List every line of the rows below as a JSON array of strings, one string per line and no blank lines. Start with the line containing "tab-bar: 书架 发现 xyxy=(0,104,480,156)" and continue through the last line of the rows, including both ends.

:: RAW DATA

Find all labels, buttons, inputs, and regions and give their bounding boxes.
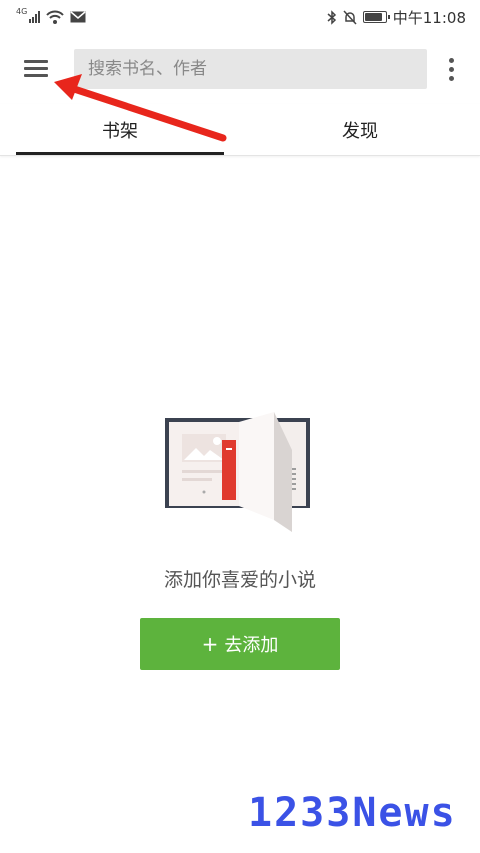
tab-bar: 书架 发现 xyxy=(0,104,480,156)
status-right: 中午11:08 xyxy=(327,7,466,28)
wifi-icon xyxy=(46,10,65,24)
status-time: 中午11:08 xyxy=(392,8,466,27)
plus-icon: + xyxy=(201,632,219,656)
dot xyxy=(448,75,454,81)
more-vert-icon[interactable] xyxy=(440,54,462,84)
add-novel-button[interactable]: + 去添加 xyxy=(140,618,340,670)
mail-icon xyxy=(70,11,86,23)
tab-bookshelf[interactable]: 书架 xyxy=(0,104,240,155)
watermark: 1233News xyxy=(248,790,457,836)
dot xyxy=(448,66,454,72)
menu-icon xyxy=(24,60,48,63)
battery-icon xyxy=(362,11,390,23)
dot xyxy=(448,57,454,63)
network-type: 4G xyxy=(16,6,28,16)
bluetooth-icon xyxy=(327,9,336,25)
open-book-illustration xyxy=(165,412,310,532)
status-left: 4G xyxy=(16,6,86,24)
bell-muted-icon xyxy=(343,9,357,25)
battery-level xyxy=(364,13,382,21)
status-bar: 4G 中午11:08 xyxy=(0,0,480,34)
add-button-label: 去添加 xyxy=(224,635,279,656)
empty-state-message: 添加你喜爱的小说 xyxy=(163,569,316,591)
signal-icon xyxy=(29,11,41,23)
tab-discover[interactable]: 发现 xyxy=(240,104,480,155)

::::

(REPLY):
[
  "tab-bar: 书架 发现 xyxy=(0,104,480,156)",
  "status-right: 中午11:08 xyxy=(327,7,466,28)",
  "wifi-icon xyxy=(46,10,65,24)",
  "status-time: 中午11:08 xyxy=(392,8,466,27)",
  "plus-icon: + xyxy=(201,632,219,656)",
  "dot xyxy=(448,75,454,81)",
  "more-vert-icon[interactable] xyxy=(440,54,462,84)",
  "add-novel-button[interactable]: + 去添加 xyxy=(140,618,340,670)",
  "mail-icon xyxy=(70,11,86,23)",
  "tab-bookshelf[interactable]: 书架 xyxy=(0,104,240,155)",
  "watermark: 1233News xyxy=(248,790,457,836)",
  "dot xyxy=(448,66,454,72)",
  "menu-icon xyxy=(24,60,48,63)",
  "battery-icon xyxy=(362,11,390,23)",
  "dot xyxy=(448,57,454,63)",
  "network-type: 4G xyxy=(16,6,28,16)",
  "bluetooth-icon xyxy=(327,9,336,25)",
  "open-book-illustration xyxy=(165,412,310,532)",
  "status-left: 4G xyxy=(16,6,86,24)",
  "bell-muted-icon xyxy=(343,9,357,25)",
  "battery-level xyxy=(364,13,382,21)",
  "status-bar: 4G 中午11:08 xyxy=(0,0,480,34)",
  "add-button-label: 去添加 xyxy=(224,635,279,656)",
  "empty-state-message: 添加你喜爱的小说 xyxy=(163,569,316,591)",
  "signal-icon xyxy=(29,11,41,23)",
  "tab-discover[interactable]: 发现 xyxy=(240,104,480,155)"
]